(begin)

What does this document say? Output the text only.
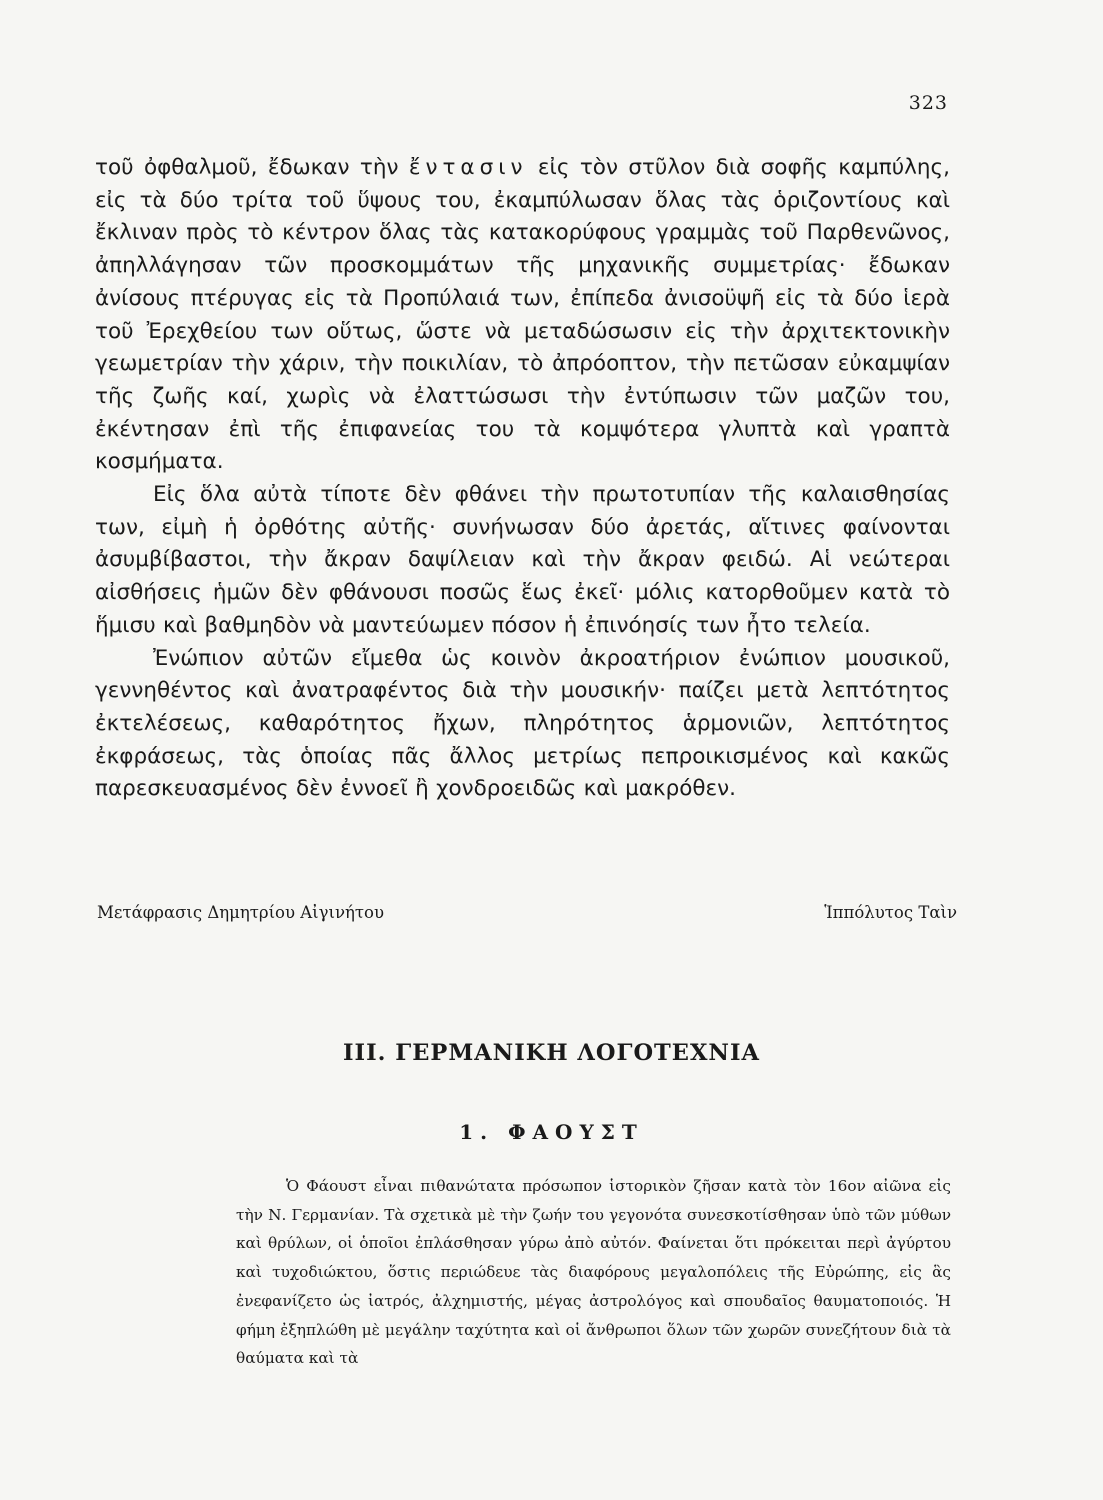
323

τοῦ ὀφθαλμοῦ, ἔδωκαν τὴν ἔντασιν εἰς τὸν στῦλον διὰ σοφῆς καμπύλης, εἰς τὰ δύο τρίτα τοῦ ὕψους του, ἐκαμπύλωσαν ὅλας τὰς ὁριζοντίους καὶ ἔκλιναν πρὸς τὸ κέντρον ὅλας τὰς κατακορύφους γραμμὰς τοῦ Παρθενῶνος, ἀπηλλάγησαν τῶν προσκομμάτων τῆς μηχανικῆς συμμετρίας· ἔδωκαν ἀνίσους πτέρυγας εἰς τὰ Προπύλαιά των, ἐπίπεδα ἀνισοϋψῆ εἰς τὰ δύο ἱερὰ τοῦ Ἐρεχθείου των οὕτως, ὥστε νὰ μεταδώσωσιν εἰς τὴν ἀρχιτεκτονικὴν γεωμετρίαν τὴν χάριν, τὴν ποικιλίαν, τὸ ἀπρόοπτον, τὴν πετῶσαν εὐκαμψίαν τῆς ζωῆς καί, χωρὶς νὰ ἐλαττώσωσι τὴν ἐντύπωσιν τῶν μαζῶν του, ἐκέντησαν ἐπὶ τῆς ἐπιφανείας του τὰ κομψότερα γλυπτὰ καὶ γραπτὰ κοσμήματα.

Εἰς ὅλα αὐτὰ τίποτε δὲν φθάνει τὴν πρωτοτυπίαν τῆς καλαισθησίας των, εἰμὴ ἡ ὀρθότης αὐτῆς· συνήνωσαν δύο ἀρετάς, αἵτινες φαίνονται ἀσυμβίβαστοι, τὴν ἄκραν δαψίλειαν καὶ τὴν ἄκραν φειδώ. Αἱ νεώτεραι αἰσθήσεις ἡμῶν δὲν φθάνουσι ποσῶς ἕως ἐκεῖ· μόλις κατορθοῦμεν κατὰ τὸ ἥμισυ καὶ βαθμηδὸν νὰ μαντεύωμεν πόσον ἡ ἐπινόησίς των ἦτο τελεία.

Ἐνώπιον αὐτῶν εἴμεθα ὡς κοινὸν ἀκροατήριον ἐνώπιον μουσικοῦ, γεννηθέντος καὶ ἀνατραφέντος διὰ τὴν μουσικήν· παίζει μετὰ λεπτότητος ἐκτελέσεως, καθαρότητος ἤχων, πληρότητος ἁρμονιῶν, λεπτότητος ἐκφράσεως, τὰς ὁποίας πᾶς ἄλλος μετρίως πεπροικισμένος καὶ κακῶς παρεσκευασμένος δὲν ἐννοεῖ ἢ χονδροειδῶς καὶ μακρόθεν.

Μετάφρασις Δημητρίου Αἰγινήτου	Ἱππόλυτος Ταὶν
III. ΓΕΡΜΑΝΙΚΗ ΛΟΓΟΤΕΧΝΙΑ
1. ΦΑΟΥΣΤ
Ὁ Φάουστ εἶναι πιθανώτατα πρόσωπον ἱστορικὸν ζῆσαν κατὰ τὸν 16ον αἰῶνα εἰς τὴν Ν. Γερμανίαν. Τὰ σχετικὰ μὲ τὴν ζωήν του γεγονότα συνεσκοτίσθησαν ὑπὸ τῶν μύθων καὶ θρύλων, οἱ ὁποῖοι ἐπλάσθησαν γύρω ἀπὸ αὐτόν. Φαίνεται ὅτι πρόκειται περὶ ἀγύρτου καὶ τυχοδιώκτου, ὅστις περιώδευε τὰς διαφόρους μεγαλοπόλεις τῆς Εὐρώπης, εἰς ἃς ἐνεφανίζετο ὡς ἰατρός, ἀλχημιστής, μέγας ἀστρολόγος καὶ σπουδαῖος θαυματοποιός. Ἡ φήμη ἐξηπλώθη μὲ μεγάλην ταχύτητα καὶ οἱ ἄνθρωποι ὅλων τῶν χωρῶν συνεζήτουν διὰ τὰ θαύματα καὶ τὰ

(end)

Copy the material above in full and exactly, skipping pictures.

### Response for this exercise
What does this document say? Output the text only.
323

τοῦ ὀφθαλμοῦ, ἔδωκαν τὴν ἔντασιν εἰς τὸν στῦλον διὰ σοφῆς καμπύλης, εἰς τὰ δύο τρίτα τοῦ ὕψους του, ἐκαμπύλωσαν ὅλας τὰς ὁριζοντίους καὶ ἔκλιναν πρὸς τὸ κέντρον ὅλας τὰς κατακορύφους γραμμὰς τοῦ Παρθενῶνος, ἀπηλλάγησαν τῶν προσκομμάτων τῆς μηχανικῆς συμμετρίας· ἔδωκαν ἀνίσους πτέρυγας εἰς τὰ Προπύλαιά των, ἐπίπεδα ἀνισοϋψῆ εἰς τὰ δύο ἱερὰ τοῦ Ἐρεχθείου των οὕτως, ὥστε νὰ μεταδώσωσιν εἰς τὴν ἀρχιτεκτονικὴν γεωμετρίαν τὴν χάριν, τὴν ποικιλίαν, τὸ ἀπρόοπτον, τὴν πετῶσαν εὐκαμψίαν τῆς ζωῆς καί, χωρὶς νὰ ἐλαττώσωσι τὴν ἐντύπωσιν τῶν μαζῶν του, ἐκέντησαν ἐπὶ τῆς ἐπιφανείας του τὰ κομψότερα γλυπτὰ καὶ γραπτὰ κοσμήματα.

Εἰς ὅλα αὐτὰ τίποτε δὲν φθάνει τὴν πρωτοτυπίαν τῆς καλαισθησίας των, εἰμὴ ἡ ὀρθότης αὐτῆς· συνήνωσαν δύο ἀρετάς, αἵτινες φαίνονται ἀσυμβίβαστοι, τὴν ἄκραν δαψίλειαν καὶ τὴν ἄκραν φειδώ. Αἱ νεώτεραι αἰσθήσεις ἡμῶν δὲν φθάνουσι ποσῶς ἕως ἐκεῖ· μόλις κατορθοῦμεν κατὰ τὸ ἥμισυ καὶ βαθμηδὸν νὰ μαντεύωμεν πόσον ἡ ἐπινόησίς των ἦτο τελεία.

Ἐνώπιον αὐτῶν εἴμεθα ὡς κοινὸν ἀκροατήριον ἐνώπιον μουσικοῦ, γεννηθέντος καὶ ἀνατραφέντος διὰ τὴν μουσικήν· παίζει μετὰ λεπτότητος ἐκτελέσεως, καθαρότητος ἤχων, πληρότητος ἁρμονιῶν, λεπτότητος ἐκφράσεως, τὰς ὁποίας πᾶς ἄλλος μετρίως πεπροικισμένος καὶ κακῶς παρεσκευασμένος δὲν ἐννοεῖ ἢ χονδροειδῶς καὶ μακρόθεν.

Μετάφρασις Δημητρίου Αἰγινήτου	Ἱππόλυτος Ταὶν
III. ΓΕΡΜΑΝΙΚΗ ΛΟΓΟΤΕΧΝΙΑ
1. ΦΑΟΥΣΤ
Ὁ Φάουστ εἶναι πιθανώτατα πρόσωπον ἱστορικὸν ζῆσαν κατὰ τὸν 16ον αἰῶνα εἰς τὴν Ν. Γερμανίαν. Τὰ σχετικὰ μὲ τὴν ζωήν του γεγονότα συνεσκοτίσθησαν ὑπὸ τῶν μύθων καὶ θρύλων, οἱ ὁποῖοι ἐπλάσθησαν γύρω ἀπὸ αὐτόν. Φαίνεται ὅτι πρόκειται περὶ ἀγύρτου καὶ τυχοδιώκτου, ὅστις περιώδευε τὰς διαφόρους μεγαλοπόλεις τῆς Εὐρώπης, εἰς ἃς ἐνεφανίζετο ὡς ἰατρός, ἀλχημιστής, μέγας ἀστρολόγος καὶ σπουδαῖος θαυματοποιός. Ἡ φήμη ἐξηπλώθη μὲ μεγάλην ταχύτητα καὶ οἱ ἄνθρωποι ὅλων τῶν χωρῶν συνεζήτουν διὰ τὰ θαύματα καὶ τὰ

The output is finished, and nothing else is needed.